**INPUT ROWS**
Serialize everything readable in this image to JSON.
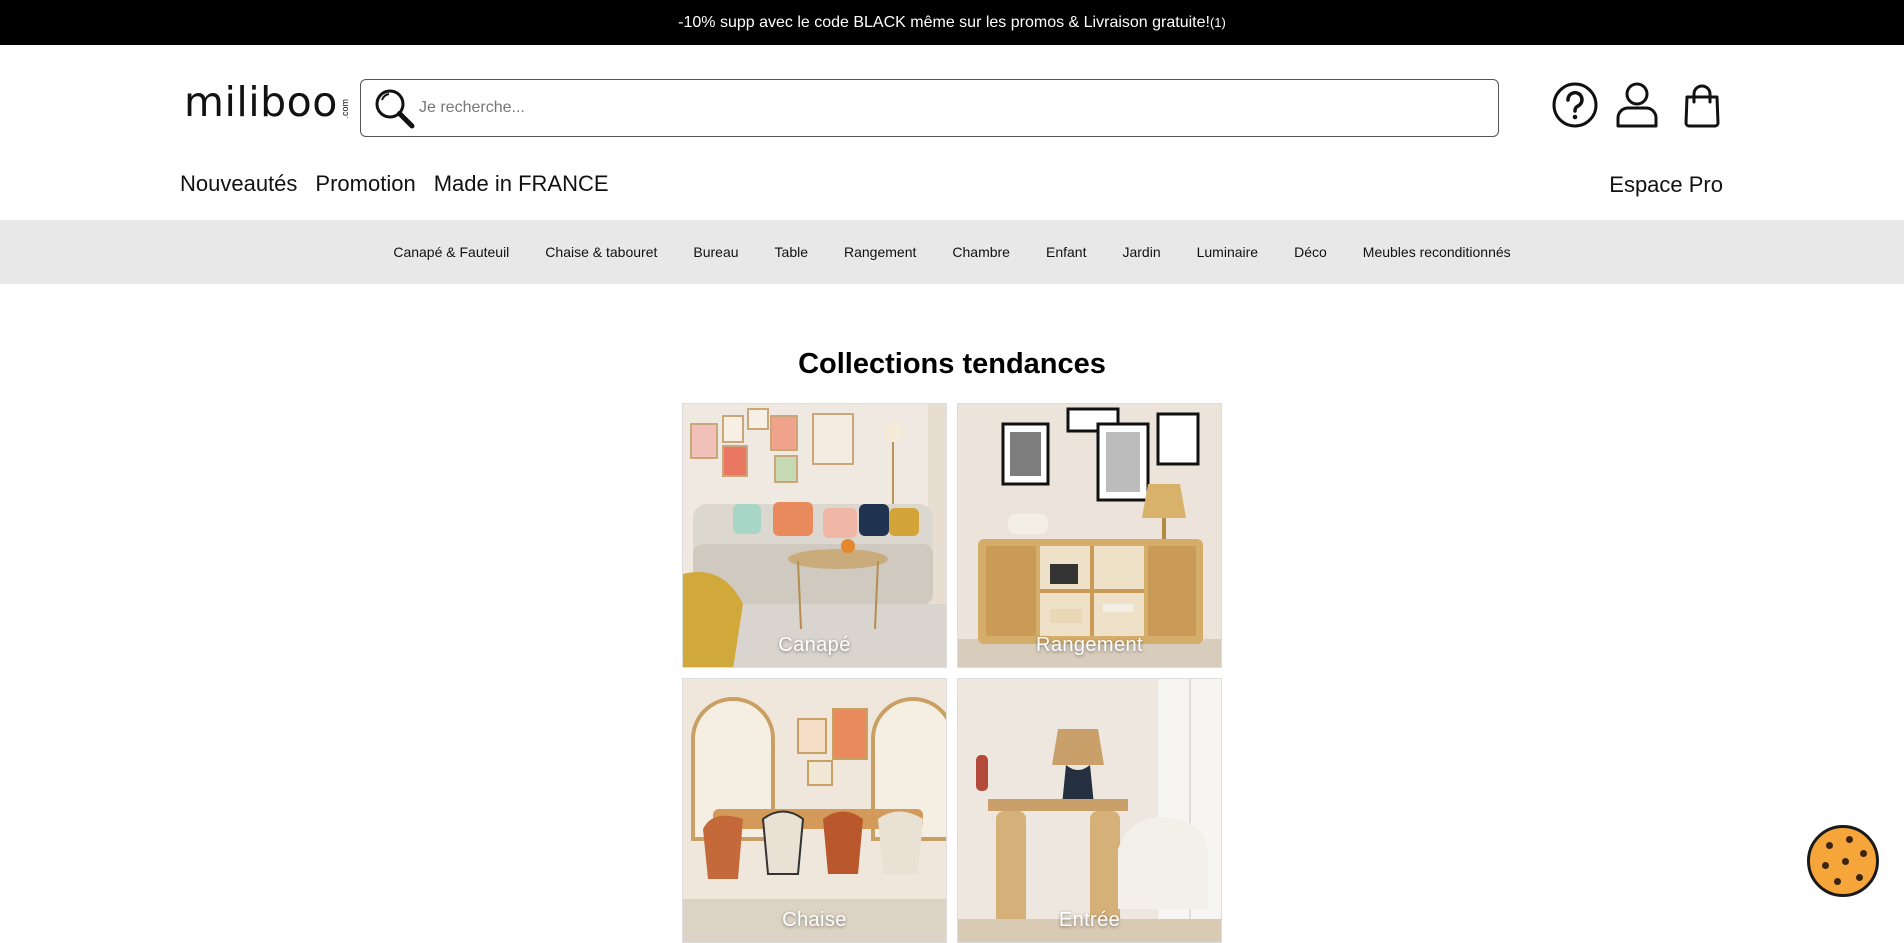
{
  "announcement": {
    "text": "-10% supp avec le code BLACK même sur les promos & Livraison gratuite!",
    "sup": "(1)"
  },
  "logo": {
    "word": "miliboo",
    "tld": ".com"
  },
  "search": {
    "placeholder": "Je recherche...",
    "icon": "search-icon"
  },
  "header_icons": [
    {
      "name": "help-icon"
    },
    {
      "name": "account-icon"
    },
    {
      "name": "cart-icon"
    }
  ],
  "main_nav": {
    "items": [
      "Nouveautés",
      "Promotion",
      "Made in FRANCE"
    ],
    "pro_label": "Espace Pro"
  },
  "categories": [
    "Canapé & Fauteuil",
    "Chaise & tabouret",
    "Bureau",
    "Table",
    "Rangement",
    "Chambre",
    "Enfant",
    "Jardin",
    "Luminaire",
    "Déco",
    "Meubles reconditionnés"
  ],
  "collections": {
    "title": "Collections tendances",
    "tiles": [
      {
        "label": "Canapé"
      },
      {
        "label": "Rangement"
      },
      {
        "label": "Chaise"
      },
      {
        "label": "Entrée"
      }
    ]
  },
  "colors": {
    "announcement_bg": "#000000",
    "category_bar_bg": "#e8e8e8",
    "cookie": "#f6a53a"
  }
}
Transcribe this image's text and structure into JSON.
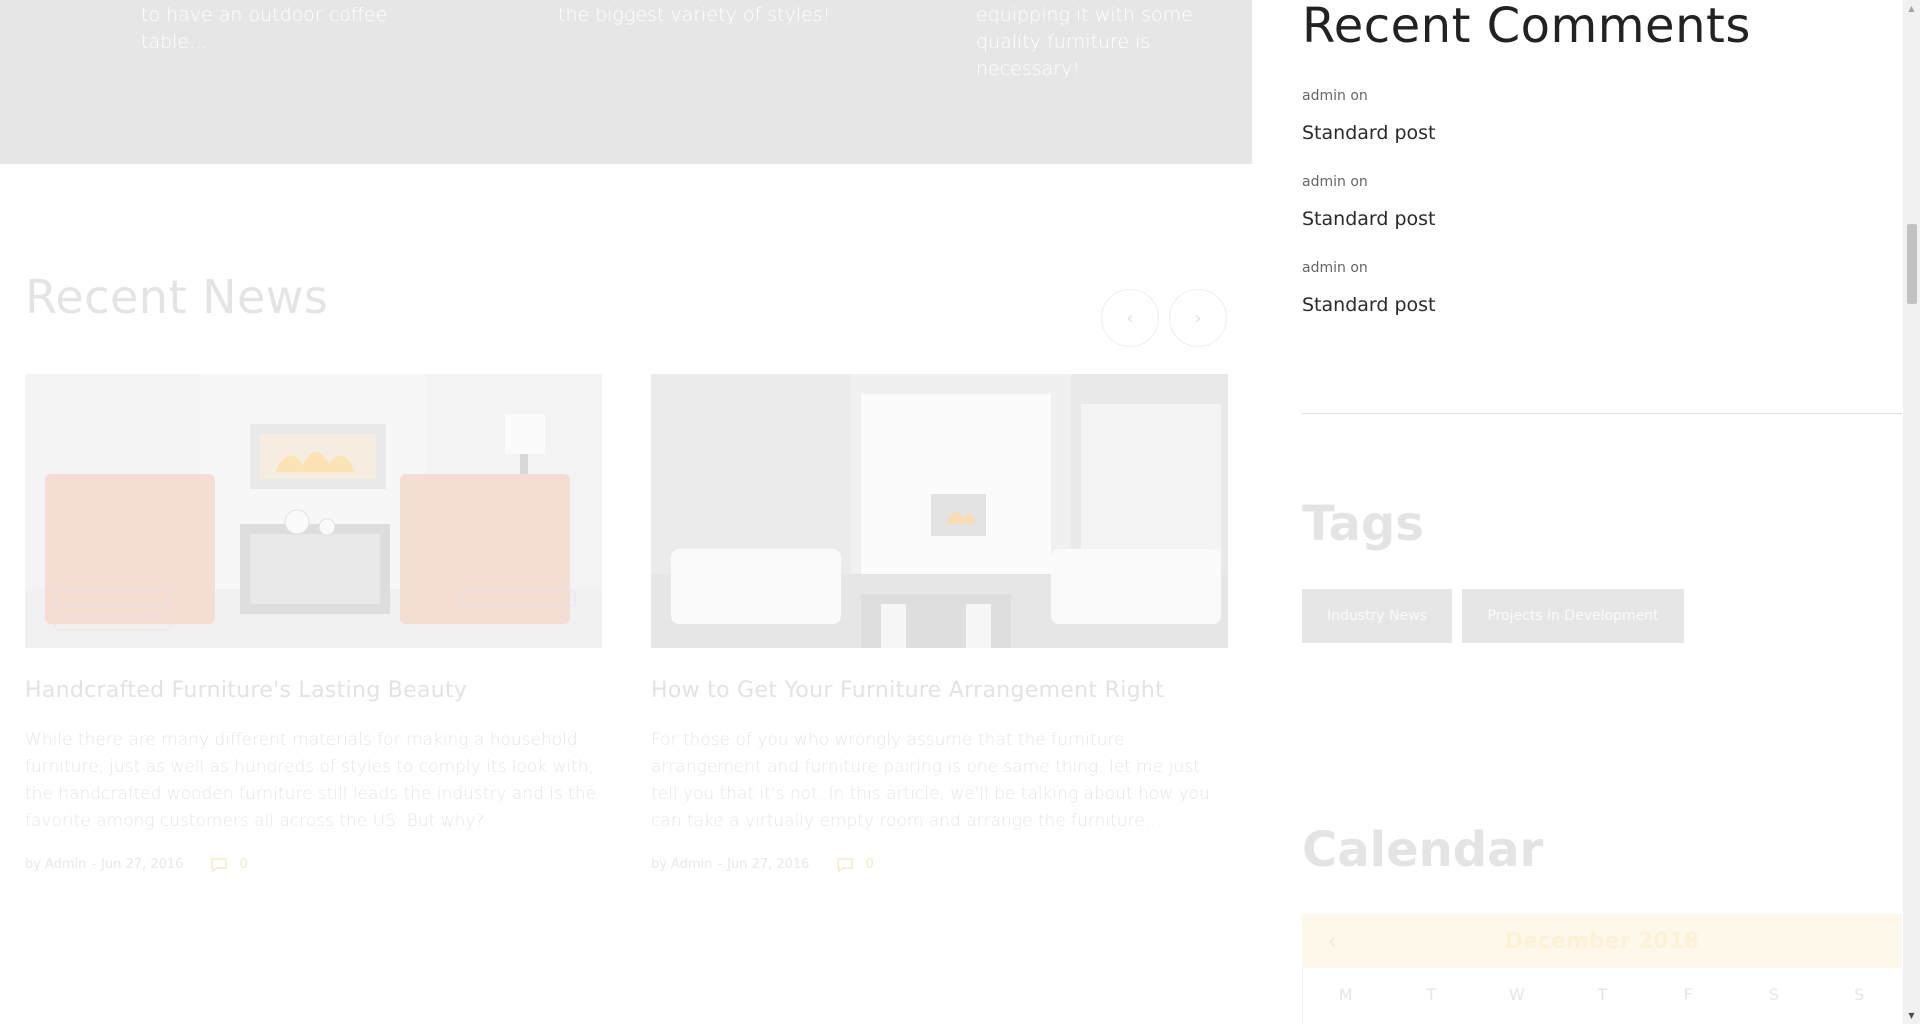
{
  "top_strip": {
    "texts": [
      "to have an outdoor coffee table...",
      "the biggest variety of styles!",
      "equipping it with some quality furniture is necessary!"
    ]
  },
  "recent_news": {
    "title": "Recent News",
    "prev_icon": "chevron-left-icon",
    "next_icon": "chevron-right-icon",
    "prev_glyph": "‹",
    "next_glyph": "›",
    "cards": [
      {
        "title": "Handcrafted Furniture's Lasting Beauty",
        "excerpt": "While there are many different materials for making a household furniture, just as well as hundreds of styles to comply its look with, the handcrafted wooden furniture still leads the industry and is the favorite among customers all across the US. But why?",
        "by": "by",
        "author": "Admin",
        "sep": "-",
        "date": "Jun 27, 2016",
        "comments": "0"
      },
      {
        "title": "How to Get Your Furniture Arrangement Right",
        "excerpt": "For those of you who wrongly assume that the furniture arrangement and furniture pairing is one same thing, let me just tell you that it's not. In this article, we'll be talking about how you can take a virtually empty room and arrange the furniture...",
        "by": "by",
        "author": "Admin",
        "sep": "-",
        "date": "Jun 27, 2016",
        "comments": "0"
      }
    ]
  },
  "recent_comments": {
    "title": "Recent Comments",
    "items": [
      {
        "author": "admin",
        "on": "on",
        "post": "Standard post"
      },
      {
        "author": "admin",
        "on": "on",
        "post": "Standard post"
      },
      {
        "author": "admin",
        "on": "on",
        "post": "Standard post"
      }
    ]
  },
  "tags": {
    "title": "Tags",
    "items": [
      "Industry News",
      "Projects in Development"
    ]
  },
  "calendar": {
    "title": "Calendar",
    "month": "December 2018",
    "prev_glyph": "‹",
    "days": [
      "M",
      "T",
      "W",
      "T",
      "F",
      "S",
      "S"
    ]
  },
  "colors": {
    "strip_bg": "#e6e6e6",
    "tag_bg": "#e6e6e6",
    "calendar_header_bg": "#fdf8ea",
    "accent": "#f4e6c3"
  }
}
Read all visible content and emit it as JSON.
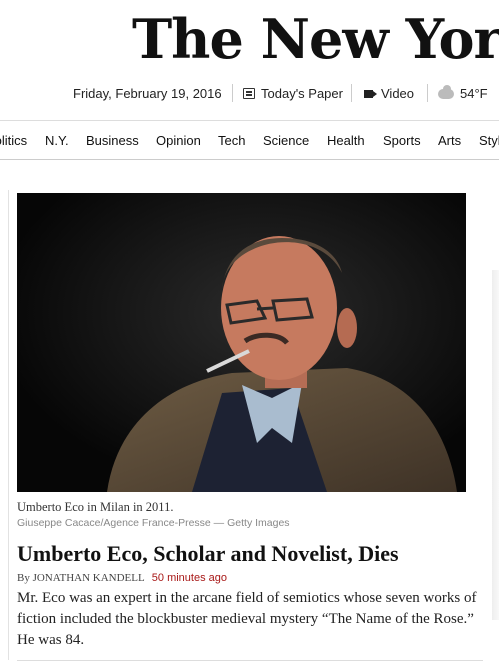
{
  "masthead": {
    "title": "The New York Times"
  },
  "infobar": {
    "date": "Friday, February 19, 2016",
    "todays_paper": "Today's Paper",
    "video": "Video",
    "temperature": "54°F"
  },
  "nav": {
    "items": [
      "Politics",
      "N.Y.",
      "Business",
      "Opinion",
      "Tech",
      "Science",
      "Health",
      "Sports",
      "Arts",
      "Style"
    ]
  },
  "article": {
    "caption": "Umberto Eco in Milan in 2011.",
    "credit": "Giuseppe Cacace/Agence France-Presse — Getty Images",
    "headline": "Umberto Eco, Scholar and Novelist, Dies",
    "byline_author": "By JONATHAN KANDELL",
    "byline_time": "50 minutes ago",
    "summary": "Mr. Eco was an expert in the arcane field of semiotics whose seven works of fiction included the blockbuster medieval mystery “The Name of the Rose.” He was 84."
  },
  "colors": {
    "accent_time": "#a81817",
    "text": "#111111"
  }
}
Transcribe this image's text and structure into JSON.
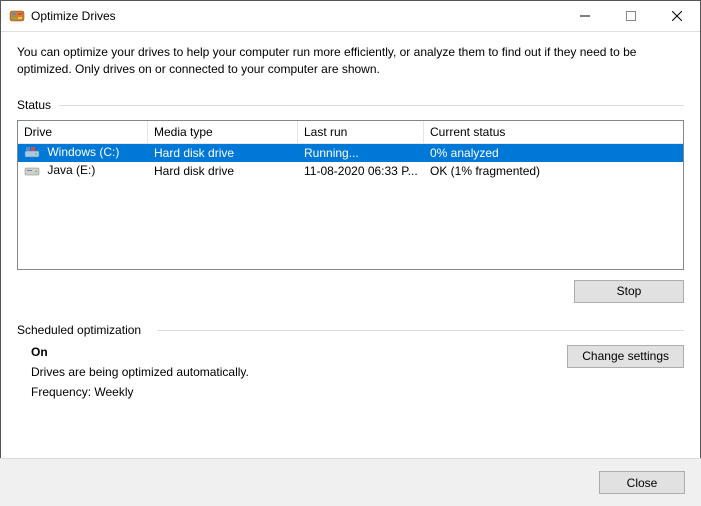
{
  "window": {
    "title": "Optimize Drives"
  },
  "description": "You can optimize your drives to help your computer run more efficiently, or analyze them to find out if they need to be optimized. Only drives on or connected to your computer are shown.",
  "sections": {
    "status_label": "Status",
    "scheduled_label": "Scheduled optimization"
  },
  "columns": {
    "drive": "Drive",
    "media": "Media type",
    "last": "Last run",
    "status": "Current status"
  },
  "drives": [
    {
      "name": "Windows (C:)",
      "media": "Hard disk drive",
      "last": "Running...",
      "status": "0% analyzed",
      "selected": true,
      "icon": "os-drive"
    },
    {
      "name": "Java (E:)",
      "media": "Hard disk drive",
      "last": "11-08-2020 06:33 P...",
      "status": "OK (1% fragmented)",
      "selected": false,
      "icon": "drive"
    }
  ],
  "buttons": {
    "stop": "Stop",
    "change": "Change settings",
    "close": "Close"
  },
  "schedule": {
    "state": "On",
    "line1": "Drives are being optimized automatically.",
    "line2": "Frequency: Weekly"
  }
}
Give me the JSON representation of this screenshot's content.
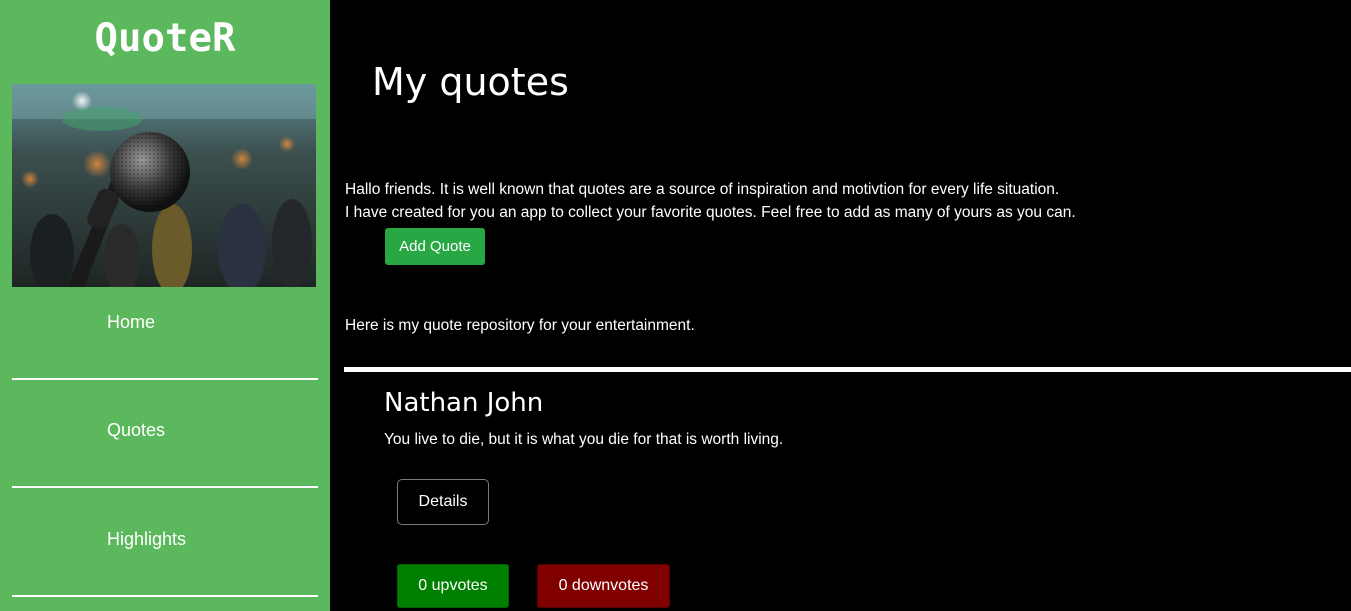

**WORK TO BE COMPLETED**
Select all lines with the word "Umberto" from the entries above.

**PROBLEM SOLUTION**
    "caption": "Umberto Eco in Milan in 2011.",
    "headline": "Umberto Eco, Scholar and Novelist, Dies",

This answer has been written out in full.